> DATA SUPPLIED:

====================

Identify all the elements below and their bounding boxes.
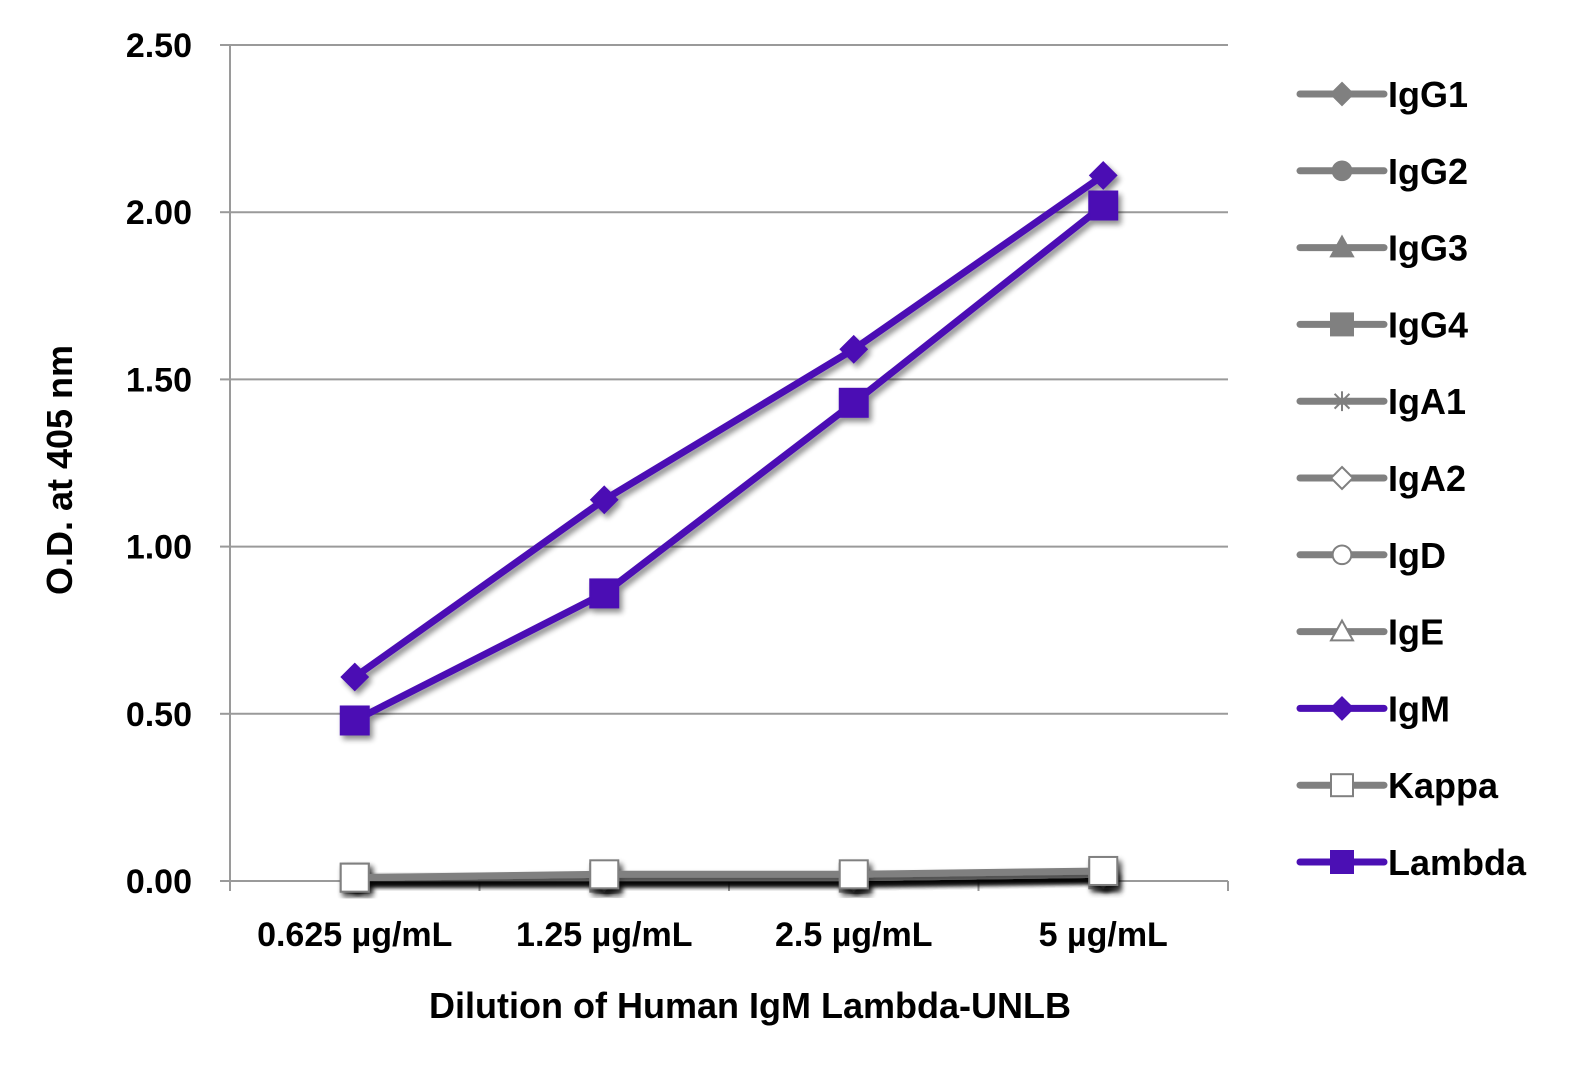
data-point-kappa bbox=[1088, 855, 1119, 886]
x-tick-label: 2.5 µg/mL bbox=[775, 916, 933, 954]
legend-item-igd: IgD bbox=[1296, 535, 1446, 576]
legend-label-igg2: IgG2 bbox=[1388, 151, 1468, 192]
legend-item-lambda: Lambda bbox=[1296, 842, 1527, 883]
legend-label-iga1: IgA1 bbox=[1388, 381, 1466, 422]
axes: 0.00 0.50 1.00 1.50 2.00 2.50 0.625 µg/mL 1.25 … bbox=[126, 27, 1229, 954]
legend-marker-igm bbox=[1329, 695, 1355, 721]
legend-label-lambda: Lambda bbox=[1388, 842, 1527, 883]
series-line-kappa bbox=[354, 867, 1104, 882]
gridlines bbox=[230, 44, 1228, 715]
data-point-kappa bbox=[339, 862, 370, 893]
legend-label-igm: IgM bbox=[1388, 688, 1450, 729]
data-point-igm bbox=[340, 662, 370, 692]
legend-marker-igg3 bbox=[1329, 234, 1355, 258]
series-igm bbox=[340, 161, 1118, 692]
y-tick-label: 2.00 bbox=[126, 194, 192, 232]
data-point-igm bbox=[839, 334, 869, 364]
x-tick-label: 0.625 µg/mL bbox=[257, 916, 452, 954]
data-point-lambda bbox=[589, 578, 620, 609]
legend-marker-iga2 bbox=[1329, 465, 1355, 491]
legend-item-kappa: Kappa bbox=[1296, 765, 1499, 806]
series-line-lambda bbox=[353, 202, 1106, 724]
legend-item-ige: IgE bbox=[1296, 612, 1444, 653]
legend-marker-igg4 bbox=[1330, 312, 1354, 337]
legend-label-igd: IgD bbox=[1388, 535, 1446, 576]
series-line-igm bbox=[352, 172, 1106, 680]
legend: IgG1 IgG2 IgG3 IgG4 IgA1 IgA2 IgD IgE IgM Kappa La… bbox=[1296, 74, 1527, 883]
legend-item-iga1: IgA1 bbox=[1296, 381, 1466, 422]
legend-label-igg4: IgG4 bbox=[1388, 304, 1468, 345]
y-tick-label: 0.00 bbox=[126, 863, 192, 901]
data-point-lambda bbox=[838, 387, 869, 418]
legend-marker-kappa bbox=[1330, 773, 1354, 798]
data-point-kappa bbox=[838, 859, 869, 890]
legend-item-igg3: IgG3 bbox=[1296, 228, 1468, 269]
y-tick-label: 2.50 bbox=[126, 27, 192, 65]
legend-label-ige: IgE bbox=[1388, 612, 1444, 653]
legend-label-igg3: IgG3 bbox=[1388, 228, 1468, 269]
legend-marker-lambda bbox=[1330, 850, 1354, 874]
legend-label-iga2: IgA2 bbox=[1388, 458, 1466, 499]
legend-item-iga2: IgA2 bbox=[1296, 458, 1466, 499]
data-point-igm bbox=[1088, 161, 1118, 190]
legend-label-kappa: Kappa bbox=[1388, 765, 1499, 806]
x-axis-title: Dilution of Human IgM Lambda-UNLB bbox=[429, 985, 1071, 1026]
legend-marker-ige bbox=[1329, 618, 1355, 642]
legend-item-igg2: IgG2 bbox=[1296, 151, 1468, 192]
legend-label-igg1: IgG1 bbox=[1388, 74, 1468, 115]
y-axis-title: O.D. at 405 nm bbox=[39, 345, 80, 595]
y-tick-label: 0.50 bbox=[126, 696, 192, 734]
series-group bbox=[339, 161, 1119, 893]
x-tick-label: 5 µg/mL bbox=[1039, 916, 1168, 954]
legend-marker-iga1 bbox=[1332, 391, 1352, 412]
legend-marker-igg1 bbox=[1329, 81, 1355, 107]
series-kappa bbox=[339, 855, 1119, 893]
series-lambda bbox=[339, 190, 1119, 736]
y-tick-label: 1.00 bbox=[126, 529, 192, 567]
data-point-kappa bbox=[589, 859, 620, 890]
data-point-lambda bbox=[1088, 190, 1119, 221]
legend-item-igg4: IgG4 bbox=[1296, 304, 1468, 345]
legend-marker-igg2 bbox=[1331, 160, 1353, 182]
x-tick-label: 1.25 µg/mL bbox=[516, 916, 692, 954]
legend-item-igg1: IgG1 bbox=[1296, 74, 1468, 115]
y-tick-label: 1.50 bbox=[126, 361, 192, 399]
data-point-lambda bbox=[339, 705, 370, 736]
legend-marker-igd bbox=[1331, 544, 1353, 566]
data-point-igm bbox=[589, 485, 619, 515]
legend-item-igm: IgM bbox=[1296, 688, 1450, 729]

====================

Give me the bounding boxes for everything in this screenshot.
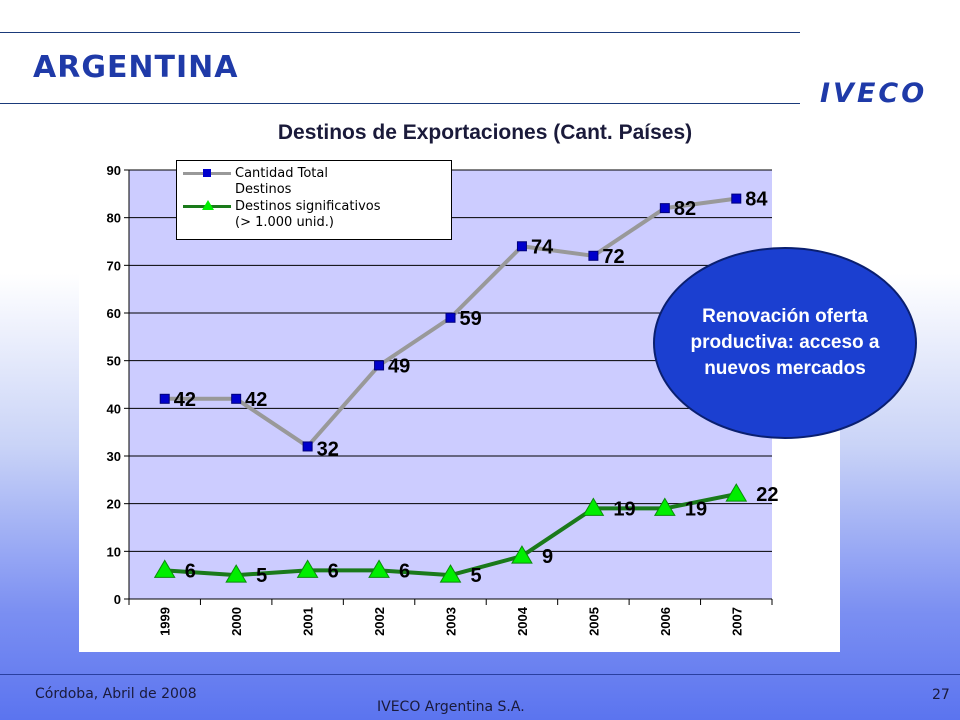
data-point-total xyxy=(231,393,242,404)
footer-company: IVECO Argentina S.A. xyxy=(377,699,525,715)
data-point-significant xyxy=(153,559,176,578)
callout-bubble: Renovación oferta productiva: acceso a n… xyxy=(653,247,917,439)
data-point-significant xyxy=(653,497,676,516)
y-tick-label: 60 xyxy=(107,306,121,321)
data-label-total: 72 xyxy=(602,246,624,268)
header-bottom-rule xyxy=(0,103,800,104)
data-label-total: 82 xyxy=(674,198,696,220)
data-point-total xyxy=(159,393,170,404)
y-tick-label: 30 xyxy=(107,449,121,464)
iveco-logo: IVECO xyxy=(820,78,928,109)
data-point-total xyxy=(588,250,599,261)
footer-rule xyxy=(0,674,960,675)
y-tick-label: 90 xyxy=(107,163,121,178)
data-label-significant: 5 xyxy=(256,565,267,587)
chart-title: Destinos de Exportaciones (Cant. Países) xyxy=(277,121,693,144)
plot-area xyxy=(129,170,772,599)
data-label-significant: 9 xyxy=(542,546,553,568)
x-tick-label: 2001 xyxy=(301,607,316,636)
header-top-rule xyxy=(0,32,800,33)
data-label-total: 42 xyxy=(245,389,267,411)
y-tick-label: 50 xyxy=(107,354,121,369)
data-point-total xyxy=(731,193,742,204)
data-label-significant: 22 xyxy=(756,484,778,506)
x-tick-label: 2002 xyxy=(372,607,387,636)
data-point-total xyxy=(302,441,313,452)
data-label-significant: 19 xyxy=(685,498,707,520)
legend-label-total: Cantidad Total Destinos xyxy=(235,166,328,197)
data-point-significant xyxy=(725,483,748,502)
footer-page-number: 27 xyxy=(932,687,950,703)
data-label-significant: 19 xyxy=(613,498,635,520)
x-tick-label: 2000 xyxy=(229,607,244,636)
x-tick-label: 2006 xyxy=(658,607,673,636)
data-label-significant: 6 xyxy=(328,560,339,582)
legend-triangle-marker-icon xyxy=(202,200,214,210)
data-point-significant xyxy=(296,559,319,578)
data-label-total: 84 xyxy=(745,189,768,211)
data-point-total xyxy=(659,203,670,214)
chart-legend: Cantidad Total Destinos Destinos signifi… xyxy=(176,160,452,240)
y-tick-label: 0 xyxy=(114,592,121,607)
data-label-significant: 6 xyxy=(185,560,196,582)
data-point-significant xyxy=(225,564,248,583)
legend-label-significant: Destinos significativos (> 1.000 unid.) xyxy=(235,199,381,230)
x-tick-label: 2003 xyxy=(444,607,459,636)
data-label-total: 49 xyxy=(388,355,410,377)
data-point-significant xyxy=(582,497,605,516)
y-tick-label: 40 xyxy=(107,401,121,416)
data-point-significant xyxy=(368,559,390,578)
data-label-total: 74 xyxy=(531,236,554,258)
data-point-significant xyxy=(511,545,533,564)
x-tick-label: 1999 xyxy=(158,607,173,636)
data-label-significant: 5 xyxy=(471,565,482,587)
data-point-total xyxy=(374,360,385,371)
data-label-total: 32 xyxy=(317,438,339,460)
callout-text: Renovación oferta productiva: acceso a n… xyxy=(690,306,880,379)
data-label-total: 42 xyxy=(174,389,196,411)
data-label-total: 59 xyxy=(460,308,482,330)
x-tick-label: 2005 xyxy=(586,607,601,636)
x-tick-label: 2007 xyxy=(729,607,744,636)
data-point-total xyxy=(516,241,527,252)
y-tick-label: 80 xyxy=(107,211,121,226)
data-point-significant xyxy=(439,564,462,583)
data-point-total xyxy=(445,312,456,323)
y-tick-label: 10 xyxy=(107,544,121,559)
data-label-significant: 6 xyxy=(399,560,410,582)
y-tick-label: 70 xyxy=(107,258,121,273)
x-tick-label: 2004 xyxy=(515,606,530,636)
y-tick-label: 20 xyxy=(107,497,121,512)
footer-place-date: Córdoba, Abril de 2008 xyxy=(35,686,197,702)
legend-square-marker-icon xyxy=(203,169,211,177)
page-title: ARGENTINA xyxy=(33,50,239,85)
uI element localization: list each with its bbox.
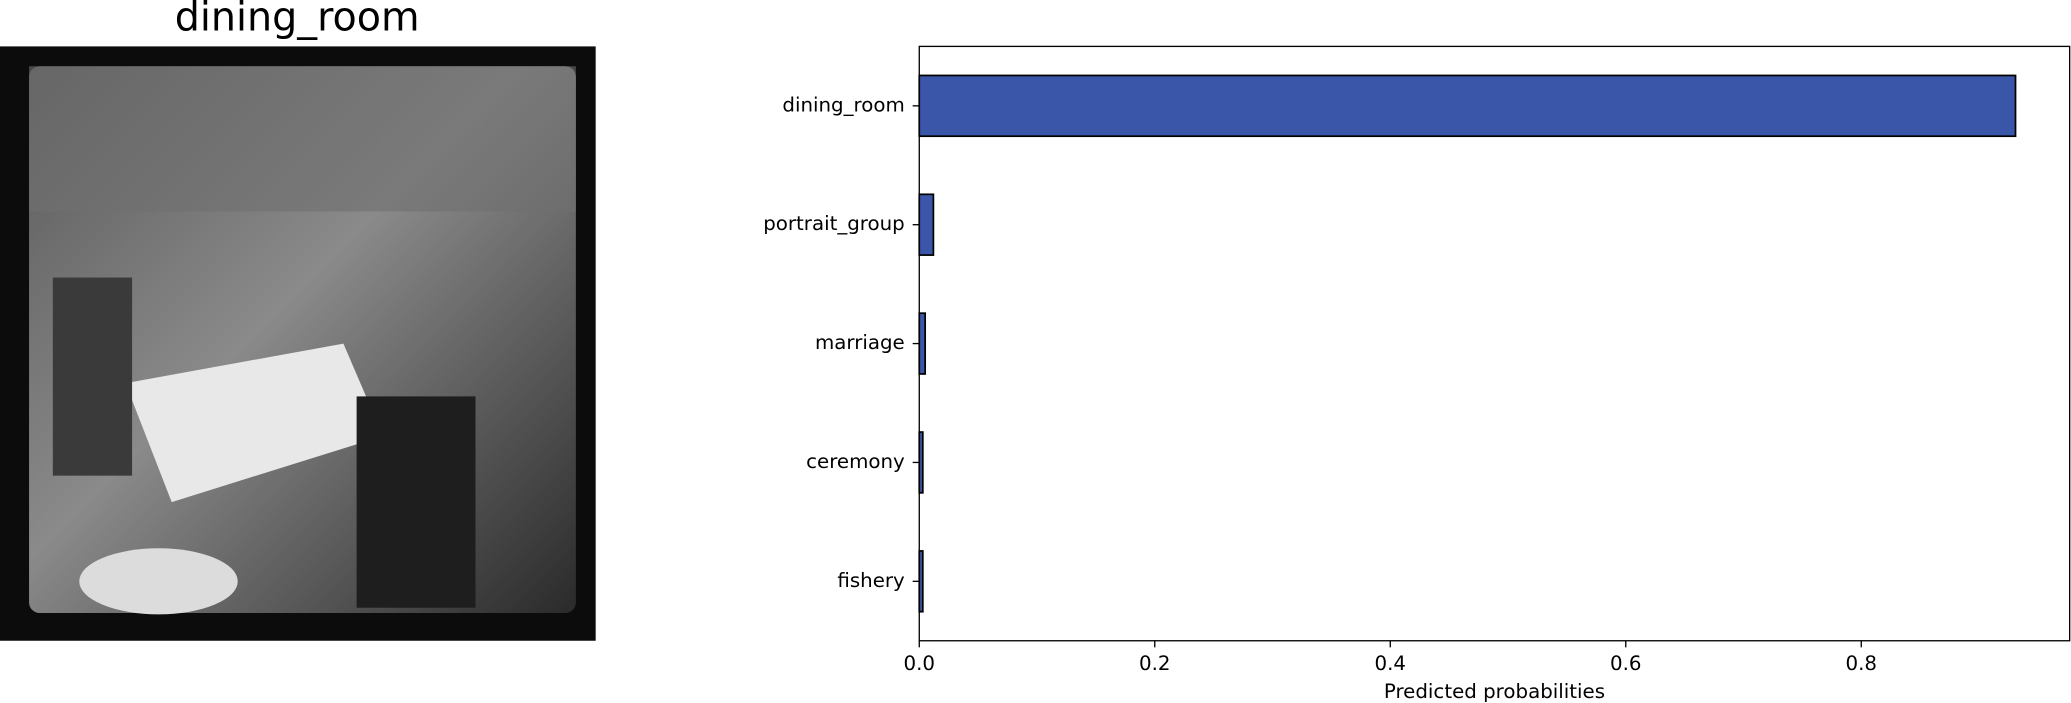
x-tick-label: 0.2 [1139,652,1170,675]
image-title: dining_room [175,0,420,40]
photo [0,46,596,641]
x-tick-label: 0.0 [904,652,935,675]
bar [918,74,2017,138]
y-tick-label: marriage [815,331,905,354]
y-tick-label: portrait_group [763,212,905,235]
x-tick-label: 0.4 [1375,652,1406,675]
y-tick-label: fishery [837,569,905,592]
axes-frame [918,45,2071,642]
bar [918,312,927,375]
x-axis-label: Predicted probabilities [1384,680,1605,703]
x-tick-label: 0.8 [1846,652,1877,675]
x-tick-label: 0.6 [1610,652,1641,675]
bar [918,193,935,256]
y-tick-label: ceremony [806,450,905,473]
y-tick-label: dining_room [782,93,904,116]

====================

> GIVEN INSTRUCTION: Extract every line in the items above that contains the word "page".

> REPLY TO THE EXERCISE:
footer-page-number: 27 xyxy=(932,687,950,703)
page-title: ARGENTINA xyxy=(33,50,239,85)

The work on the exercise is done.